_RECORDS PROVIDED_
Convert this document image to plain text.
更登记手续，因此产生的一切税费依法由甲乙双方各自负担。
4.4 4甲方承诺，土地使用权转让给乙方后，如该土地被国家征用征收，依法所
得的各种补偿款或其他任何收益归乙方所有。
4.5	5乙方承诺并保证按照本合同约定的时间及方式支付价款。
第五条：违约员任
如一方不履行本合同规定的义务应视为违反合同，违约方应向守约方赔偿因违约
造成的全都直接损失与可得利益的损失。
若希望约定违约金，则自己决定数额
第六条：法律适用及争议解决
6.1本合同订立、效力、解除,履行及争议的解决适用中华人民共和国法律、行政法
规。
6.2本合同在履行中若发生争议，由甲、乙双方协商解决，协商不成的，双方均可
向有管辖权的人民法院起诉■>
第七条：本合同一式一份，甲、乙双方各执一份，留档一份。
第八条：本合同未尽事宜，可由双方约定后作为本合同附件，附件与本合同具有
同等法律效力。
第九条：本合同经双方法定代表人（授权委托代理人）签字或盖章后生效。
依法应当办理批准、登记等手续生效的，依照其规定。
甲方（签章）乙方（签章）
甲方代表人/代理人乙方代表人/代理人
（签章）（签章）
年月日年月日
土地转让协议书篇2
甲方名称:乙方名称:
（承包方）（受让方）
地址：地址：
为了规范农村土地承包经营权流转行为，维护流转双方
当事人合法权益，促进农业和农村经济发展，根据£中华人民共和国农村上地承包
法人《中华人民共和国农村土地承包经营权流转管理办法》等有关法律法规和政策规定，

--

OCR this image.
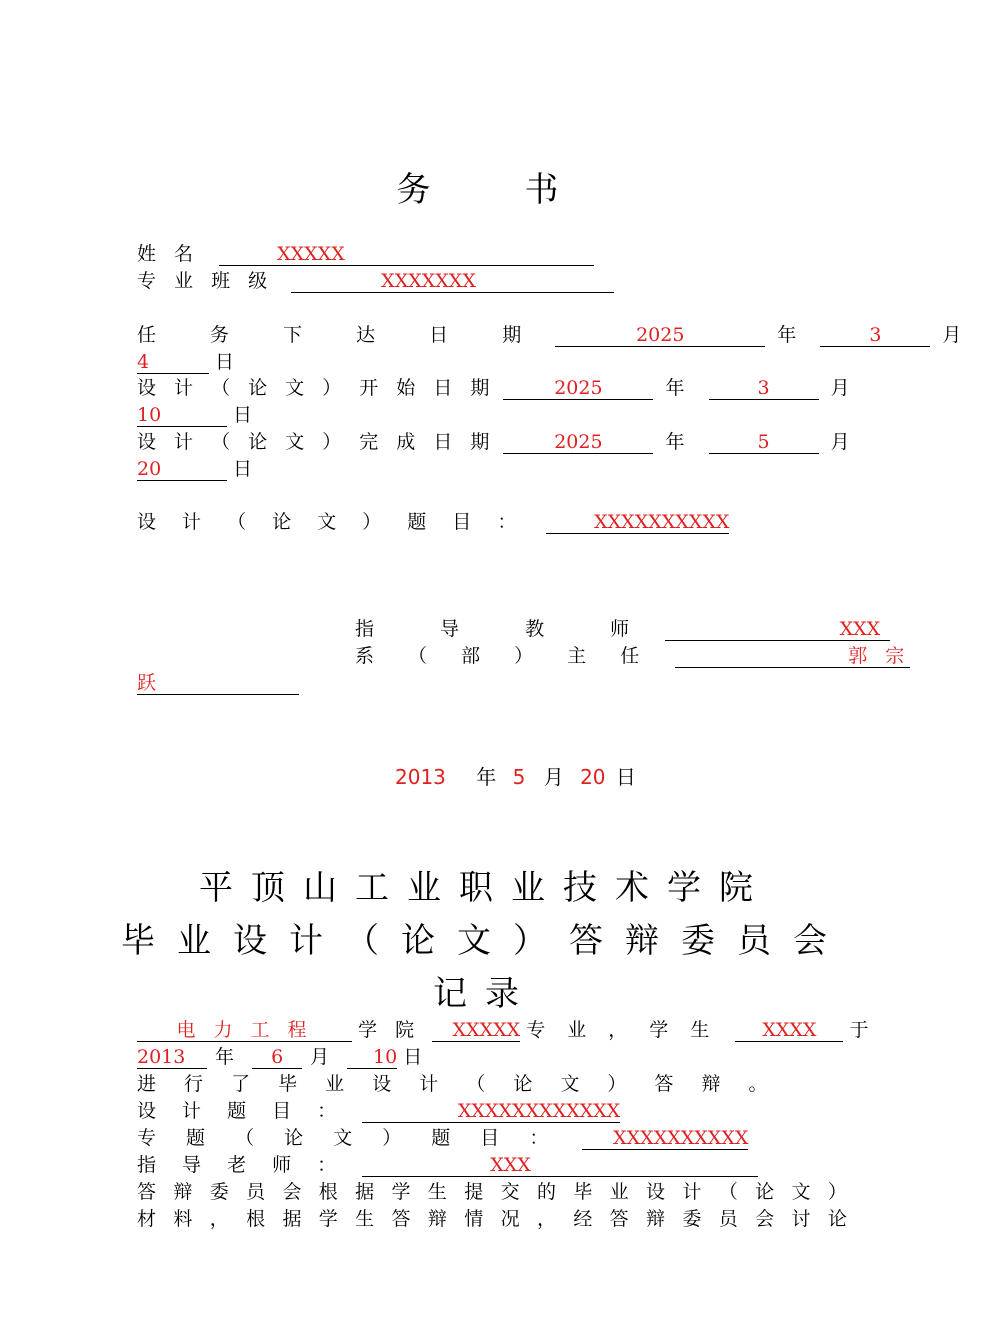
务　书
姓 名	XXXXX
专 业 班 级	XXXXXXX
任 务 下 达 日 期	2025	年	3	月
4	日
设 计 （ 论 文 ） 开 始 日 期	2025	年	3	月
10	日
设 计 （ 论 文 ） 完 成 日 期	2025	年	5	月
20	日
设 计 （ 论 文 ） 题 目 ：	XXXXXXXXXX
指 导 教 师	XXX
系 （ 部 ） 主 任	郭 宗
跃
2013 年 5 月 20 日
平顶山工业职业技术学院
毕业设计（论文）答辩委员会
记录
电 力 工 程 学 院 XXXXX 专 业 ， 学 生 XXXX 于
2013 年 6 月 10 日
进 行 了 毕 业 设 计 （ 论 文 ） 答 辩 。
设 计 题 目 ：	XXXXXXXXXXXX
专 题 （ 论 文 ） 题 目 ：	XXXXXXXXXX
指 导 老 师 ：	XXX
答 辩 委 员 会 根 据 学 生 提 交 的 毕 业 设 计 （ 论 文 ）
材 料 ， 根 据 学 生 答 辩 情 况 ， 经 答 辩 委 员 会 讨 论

_YOUR GOAL_
Your answer should be one number: how many lines of the listing include the word "image".

_OUTPUT FOR THIS EXERCISE_
2